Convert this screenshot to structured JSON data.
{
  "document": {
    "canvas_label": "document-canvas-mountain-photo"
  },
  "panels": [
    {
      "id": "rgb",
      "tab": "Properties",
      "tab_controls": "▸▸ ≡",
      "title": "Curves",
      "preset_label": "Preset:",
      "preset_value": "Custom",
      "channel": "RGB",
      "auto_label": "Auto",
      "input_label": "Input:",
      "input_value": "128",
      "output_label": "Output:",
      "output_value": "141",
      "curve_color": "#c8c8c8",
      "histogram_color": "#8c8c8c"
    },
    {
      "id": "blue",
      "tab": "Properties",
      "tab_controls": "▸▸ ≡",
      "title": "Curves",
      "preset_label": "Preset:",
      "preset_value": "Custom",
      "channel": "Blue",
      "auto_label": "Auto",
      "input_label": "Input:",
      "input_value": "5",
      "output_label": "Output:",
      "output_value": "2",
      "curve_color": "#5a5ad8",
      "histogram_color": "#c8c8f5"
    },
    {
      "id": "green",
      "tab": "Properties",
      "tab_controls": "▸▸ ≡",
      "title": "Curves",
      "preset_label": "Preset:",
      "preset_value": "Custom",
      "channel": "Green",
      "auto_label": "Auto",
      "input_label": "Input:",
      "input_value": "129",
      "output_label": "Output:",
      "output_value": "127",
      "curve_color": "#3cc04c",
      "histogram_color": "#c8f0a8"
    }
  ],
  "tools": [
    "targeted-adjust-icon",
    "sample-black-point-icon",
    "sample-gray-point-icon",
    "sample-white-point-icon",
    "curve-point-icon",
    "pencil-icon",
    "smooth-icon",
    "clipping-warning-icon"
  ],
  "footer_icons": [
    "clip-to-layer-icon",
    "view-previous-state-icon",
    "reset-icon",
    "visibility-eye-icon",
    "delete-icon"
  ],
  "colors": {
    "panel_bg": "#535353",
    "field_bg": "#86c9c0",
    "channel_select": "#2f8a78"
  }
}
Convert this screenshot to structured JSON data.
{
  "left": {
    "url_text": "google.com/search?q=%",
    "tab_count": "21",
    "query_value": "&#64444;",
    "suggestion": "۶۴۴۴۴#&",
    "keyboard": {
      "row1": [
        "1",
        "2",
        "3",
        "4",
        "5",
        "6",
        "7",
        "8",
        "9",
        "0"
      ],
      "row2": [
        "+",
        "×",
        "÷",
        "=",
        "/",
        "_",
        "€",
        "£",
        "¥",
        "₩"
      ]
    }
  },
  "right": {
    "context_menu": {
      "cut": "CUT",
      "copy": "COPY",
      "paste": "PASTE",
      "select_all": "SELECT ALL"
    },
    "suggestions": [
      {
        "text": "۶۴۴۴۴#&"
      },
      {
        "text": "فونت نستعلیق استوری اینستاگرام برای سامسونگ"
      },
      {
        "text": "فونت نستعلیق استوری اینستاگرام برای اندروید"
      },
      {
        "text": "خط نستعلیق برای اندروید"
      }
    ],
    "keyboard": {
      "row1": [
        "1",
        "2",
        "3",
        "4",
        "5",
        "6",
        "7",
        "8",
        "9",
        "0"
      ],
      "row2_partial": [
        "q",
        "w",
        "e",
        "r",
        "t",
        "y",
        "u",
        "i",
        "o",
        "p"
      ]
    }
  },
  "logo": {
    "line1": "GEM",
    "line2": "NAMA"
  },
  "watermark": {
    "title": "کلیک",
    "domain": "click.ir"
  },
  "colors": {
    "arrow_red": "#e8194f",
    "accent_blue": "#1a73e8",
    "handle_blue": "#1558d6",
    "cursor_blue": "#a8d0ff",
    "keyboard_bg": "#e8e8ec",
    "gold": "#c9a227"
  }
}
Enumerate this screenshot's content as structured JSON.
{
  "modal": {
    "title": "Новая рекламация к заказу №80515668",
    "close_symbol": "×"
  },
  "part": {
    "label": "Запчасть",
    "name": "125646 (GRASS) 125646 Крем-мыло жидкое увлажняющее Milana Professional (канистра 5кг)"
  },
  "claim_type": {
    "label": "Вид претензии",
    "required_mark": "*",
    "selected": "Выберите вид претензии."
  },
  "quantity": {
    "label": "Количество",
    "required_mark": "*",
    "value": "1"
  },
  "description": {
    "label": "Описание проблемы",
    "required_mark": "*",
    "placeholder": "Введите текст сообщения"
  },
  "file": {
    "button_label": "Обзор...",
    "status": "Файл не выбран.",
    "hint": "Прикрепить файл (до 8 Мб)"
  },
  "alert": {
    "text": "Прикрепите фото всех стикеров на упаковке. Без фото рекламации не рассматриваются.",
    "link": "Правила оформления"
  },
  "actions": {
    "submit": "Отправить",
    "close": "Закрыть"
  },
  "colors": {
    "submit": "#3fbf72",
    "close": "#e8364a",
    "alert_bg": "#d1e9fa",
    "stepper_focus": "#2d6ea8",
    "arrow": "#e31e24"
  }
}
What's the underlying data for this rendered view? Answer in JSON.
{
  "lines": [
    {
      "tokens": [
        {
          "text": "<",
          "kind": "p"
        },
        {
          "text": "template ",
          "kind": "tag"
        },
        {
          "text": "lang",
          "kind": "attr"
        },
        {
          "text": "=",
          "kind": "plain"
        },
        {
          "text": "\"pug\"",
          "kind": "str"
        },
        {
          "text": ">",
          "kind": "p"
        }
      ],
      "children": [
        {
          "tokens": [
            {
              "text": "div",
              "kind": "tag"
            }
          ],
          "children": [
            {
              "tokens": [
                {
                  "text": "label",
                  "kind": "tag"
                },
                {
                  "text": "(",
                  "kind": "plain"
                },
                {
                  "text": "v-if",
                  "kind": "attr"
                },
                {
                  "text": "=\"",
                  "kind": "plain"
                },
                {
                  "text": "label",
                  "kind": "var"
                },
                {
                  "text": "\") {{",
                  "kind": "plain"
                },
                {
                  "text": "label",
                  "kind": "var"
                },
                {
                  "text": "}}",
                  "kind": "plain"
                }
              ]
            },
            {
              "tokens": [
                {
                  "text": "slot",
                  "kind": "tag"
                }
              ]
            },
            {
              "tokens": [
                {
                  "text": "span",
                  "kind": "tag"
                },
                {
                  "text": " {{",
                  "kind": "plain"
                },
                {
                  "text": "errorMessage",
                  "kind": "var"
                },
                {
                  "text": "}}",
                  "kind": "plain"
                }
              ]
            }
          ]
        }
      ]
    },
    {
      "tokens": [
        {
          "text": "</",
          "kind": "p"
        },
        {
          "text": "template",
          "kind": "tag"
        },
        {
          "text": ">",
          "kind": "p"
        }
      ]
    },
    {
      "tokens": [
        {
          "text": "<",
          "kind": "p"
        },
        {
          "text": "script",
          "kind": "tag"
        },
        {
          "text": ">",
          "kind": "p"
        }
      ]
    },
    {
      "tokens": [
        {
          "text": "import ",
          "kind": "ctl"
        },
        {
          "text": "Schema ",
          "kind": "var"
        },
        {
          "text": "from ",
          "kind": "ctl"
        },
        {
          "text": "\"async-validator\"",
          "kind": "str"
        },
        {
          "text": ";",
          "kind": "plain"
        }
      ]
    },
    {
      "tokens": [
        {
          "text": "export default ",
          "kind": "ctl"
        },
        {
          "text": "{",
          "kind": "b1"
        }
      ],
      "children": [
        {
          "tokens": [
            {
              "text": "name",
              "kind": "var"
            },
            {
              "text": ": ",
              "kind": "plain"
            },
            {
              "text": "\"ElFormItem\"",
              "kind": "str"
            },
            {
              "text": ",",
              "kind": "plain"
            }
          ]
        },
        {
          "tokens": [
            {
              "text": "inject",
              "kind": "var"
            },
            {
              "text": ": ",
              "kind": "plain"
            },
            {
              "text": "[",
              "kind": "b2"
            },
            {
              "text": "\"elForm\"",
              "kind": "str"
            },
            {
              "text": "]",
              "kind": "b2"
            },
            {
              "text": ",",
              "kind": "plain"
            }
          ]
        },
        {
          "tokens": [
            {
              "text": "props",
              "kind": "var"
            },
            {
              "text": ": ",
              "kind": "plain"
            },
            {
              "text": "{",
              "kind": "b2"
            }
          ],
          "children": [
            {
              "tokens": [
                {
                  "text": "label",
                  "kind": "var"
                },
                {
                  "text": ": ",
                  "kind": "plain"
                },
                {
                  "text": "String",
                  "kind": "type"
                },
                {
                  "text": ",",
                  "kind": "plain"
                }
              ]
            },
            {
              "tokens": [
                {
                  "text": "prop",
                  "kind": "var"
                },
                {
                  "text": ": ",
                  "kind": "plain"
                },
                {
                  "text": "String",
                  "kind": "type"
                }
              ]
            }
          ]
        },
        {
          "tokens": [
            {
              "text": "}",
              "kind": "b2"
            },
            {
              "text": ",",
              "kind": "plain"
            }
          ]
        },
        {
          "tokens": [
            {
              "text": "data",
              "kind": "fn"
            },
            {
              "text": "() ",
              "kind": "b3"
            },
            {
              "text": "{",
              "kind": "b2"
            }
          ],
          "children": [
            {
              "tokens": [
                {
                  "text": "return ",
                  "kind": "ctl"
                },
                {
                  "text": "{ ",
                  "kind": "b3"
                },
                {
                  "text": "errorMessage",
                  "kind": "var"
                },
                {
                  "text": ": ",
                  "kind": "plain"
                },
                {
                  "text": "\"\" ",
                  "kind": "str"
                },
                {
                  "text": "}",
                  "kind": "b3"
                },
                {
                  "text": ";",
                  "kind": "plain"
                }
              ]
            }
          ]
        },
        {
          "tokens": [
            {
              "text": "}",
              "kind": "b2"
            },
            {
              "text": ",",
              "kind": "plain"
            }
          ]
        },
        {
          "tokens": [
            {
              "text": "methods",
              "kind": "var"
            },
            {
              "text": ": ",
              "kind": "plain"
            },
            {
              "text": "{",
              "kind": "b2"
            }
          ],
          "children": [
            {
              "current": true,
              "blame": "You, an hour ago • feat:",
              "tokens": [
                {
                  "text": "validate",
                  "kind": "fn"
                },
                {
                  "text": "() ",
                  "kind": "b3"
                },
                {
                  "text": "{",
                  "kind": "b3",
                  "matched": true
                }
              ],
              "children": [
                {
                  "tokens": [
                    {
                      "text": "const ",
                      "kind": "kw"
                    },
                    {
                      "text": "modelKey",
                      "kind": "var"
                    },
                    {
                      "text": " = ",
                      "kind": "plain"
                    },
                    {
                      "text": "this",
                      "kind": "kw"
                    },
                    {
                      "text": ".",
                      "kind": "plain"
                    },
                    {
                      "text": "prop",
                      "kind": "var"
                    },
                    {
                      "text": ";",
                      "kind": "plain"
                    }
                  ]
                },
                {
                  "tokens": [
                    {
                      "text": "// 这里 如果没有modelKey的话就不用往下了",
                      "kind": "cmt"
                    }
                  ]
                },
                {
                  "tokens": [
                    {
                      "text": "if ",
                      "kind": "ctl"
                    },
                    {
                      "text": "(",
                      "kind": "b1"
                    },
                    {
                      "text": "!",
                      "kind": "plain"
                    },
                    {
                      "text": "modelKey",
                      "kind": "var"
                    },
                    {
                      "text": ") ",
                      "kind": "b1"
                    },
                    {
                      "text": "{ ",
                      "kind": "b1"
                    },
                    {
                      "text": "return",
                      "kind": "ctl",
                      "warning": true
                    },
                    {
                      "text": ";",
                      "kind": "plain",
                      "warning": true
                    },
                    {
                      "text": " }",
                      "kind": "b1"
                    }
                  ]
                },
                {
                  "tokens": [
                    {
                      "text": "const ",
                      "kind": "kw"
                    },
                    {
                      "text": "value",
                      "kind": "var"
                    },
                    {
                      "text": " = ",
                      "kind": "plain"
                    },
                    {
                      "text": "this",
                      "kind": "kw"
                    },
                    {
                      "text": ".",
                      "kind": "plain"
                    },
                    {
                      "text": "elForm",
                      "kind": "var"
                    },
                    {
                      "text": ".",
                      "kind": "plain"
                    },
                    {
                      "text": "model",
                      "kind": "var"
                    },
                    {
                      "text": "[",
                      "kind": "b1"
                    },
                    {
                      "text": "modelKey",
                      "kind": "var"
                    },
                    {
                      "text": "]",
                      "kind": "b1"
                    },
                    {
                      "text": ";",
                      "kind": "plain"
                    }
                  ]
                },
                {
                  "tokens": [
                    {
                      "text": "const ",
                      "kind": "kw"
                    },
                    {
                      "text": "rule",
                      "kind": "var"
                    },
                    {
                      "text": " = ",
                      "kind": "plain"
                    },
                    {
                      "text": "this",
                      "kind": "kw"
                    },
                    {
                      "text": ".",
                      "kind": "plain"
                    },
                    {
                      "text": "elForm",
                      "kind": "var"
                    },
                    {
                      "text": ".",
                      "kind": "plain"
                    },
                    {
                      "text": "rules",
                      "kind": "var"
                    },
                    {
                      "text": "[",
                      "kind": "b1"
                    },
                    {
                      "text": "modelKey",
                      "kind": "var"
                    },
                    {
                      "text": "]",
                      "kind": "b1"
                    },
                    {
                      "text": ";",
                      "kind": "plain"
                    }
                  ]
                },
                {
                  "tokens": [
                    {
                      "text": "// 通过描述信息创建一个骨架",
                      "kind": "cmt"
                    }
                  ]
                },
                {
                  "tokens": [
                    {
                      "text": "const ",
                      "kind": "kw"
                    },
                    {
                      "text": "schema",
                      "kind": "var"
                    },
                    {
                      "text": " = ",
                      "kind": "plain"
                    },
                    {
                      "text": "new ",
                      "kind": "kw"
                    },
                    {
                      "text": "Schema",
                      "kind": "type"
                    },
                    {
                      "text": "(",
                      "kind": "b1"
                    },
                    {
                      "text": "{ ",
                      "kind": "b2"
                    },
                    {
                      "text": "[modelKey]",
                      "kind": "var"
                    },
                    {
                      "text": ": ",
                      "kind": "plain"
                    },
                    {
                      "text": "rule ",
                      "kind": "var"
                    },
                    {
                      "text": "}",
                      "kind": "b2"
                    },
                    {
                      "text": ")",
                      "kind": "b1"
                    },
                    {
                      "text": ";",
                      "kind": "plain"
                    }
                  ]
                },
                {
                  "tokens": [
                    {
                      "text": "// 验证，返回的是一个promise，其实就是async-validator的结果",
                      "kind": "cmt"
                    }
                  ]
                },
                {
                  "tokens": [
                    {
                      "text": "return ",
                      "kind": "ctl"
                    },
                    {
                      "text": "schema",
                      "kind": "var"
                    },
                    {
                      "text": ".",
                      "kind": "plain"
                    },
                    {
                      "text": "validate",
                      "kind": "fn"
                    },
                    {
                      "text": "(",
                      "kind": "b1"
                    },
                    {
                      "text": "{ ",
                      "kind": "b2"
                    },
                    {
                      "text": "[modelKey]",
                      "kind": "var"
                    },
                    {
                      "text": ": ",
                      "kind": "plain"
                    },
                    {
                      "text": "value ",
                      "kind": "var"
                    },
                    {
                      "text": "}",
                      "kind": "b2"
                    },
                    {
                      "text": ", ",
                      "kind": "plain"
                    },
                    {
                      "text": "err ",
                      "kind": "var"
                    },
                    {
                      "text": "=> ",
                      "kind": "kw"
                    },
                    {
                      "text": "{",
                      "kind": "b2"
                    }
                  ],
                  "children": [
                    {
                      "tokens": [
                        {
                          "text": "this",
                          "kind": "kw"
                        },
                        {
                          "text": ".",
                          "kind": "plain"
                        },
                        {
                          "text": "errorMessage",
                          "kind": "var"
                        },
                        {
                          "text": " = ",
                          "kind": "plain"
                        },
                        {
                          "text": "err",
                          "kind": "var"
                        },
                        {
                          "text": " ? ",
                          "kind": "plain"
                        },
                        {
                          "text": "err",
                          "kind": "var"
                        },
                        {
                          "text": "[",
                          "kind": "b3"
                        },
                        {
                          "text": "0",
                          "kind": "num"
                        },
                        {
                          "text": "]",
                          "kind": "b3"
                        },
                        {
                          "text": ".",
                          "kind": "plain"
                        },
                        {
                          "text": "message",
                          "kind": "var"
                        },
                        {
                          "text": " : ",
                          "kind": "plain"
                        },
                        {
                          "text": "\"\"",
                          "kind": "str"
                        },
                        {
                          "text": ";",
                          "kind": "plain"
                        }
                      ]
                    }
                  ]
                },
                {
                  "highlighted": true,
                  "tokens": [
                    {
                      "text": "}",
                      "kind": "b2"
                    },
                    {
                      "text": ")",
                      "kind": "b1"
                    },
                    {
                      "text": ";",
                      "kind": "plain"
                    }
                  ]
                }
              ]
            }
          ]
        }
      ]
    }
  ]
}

_PROBLEM TO SOLVE:_ Review the preceding data and report every line that includes the string "name".

_TASK ANSWER:_
    "name": "125646 (GRASS) 125646 Крем-мыло жидкое увлажняющее Milana Professional (канистра 5кг)"
              "text": "name",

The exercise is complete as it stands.